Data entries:
###
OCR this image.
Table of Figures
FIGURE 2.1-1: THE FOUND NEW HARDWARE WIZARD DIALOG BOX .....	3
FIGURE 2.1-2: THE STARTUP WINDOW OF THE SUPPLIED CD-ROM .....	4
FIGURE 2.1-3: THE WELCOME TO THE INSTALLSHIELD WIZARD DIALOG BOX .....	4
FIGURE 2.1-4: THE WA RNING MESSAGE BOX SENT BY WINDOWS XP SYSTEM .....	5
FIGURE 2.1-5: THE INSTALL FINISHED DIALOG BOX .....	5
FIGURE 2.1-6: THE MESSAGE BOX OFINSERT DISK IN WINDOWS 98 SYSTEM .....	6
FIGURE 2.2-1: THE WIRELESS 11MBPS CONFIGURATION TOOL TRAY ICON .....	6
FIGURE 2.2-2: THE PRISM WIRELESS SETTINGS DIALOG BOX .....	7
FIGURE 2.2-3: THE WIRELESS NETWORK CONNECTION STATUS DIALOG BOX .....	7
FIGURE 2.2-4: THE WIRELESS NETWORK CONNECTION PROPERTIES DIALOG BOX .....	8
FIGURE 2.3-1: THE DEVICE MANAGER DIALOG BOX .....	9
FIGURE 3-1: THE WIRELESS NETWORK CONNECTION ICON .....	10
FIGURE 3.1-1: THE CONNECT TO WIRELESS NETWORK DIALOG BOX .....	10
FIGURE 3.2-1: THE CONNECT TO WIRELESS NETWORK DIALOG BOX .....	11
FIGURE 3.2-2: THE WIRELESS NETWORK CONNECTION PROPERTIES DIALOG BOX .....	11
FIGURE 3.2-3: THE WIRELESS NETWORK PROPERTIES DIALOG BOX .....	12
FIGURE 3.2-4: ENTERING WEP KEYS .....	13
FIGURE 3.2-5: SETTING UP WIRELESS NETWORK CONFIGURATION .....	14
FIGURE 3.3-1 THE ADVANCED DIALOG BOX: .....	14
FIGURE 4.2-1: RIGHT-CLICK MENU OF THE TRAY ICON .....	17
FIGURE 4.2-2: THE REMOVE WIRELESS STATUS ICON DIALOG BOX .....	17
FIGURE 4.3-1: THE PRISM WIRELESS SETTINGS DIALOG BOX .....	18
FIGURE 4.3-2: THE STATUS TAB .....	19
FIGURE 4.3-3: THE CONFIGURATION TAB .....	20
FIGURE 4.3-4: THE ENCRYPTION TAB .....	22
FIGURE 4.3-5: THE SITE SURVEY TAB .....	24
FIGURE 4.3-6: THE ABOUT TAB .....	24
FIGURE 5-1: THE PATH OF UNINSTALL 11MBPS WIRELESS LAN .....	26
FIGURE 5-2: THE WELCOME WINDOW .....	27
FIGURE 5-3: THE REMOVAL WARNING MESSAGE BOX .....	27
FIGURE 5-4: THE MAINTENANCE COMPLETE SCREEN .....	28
###
Instructions to follow:
Find all lines holding the string "CONNECTION" and copy them.

Answer to the task:
FIGURE 2.2-3: THE WIRELESS NETWORK CONNECTION STATUS DIALOG BOX .....	7
FIGURE 2.2-4: THE WIRELESS NETWORK CONNECTION PROPERTIES DIALOG BOX .....	8
FIGURE 3-1: THE WIRELESS NETWORK CONNECTION ICON .....	10
FIGURE 3.2-2: THE WIRELESS NETWORK CONNECTION PROPERTIES DIALOG BOX .....	11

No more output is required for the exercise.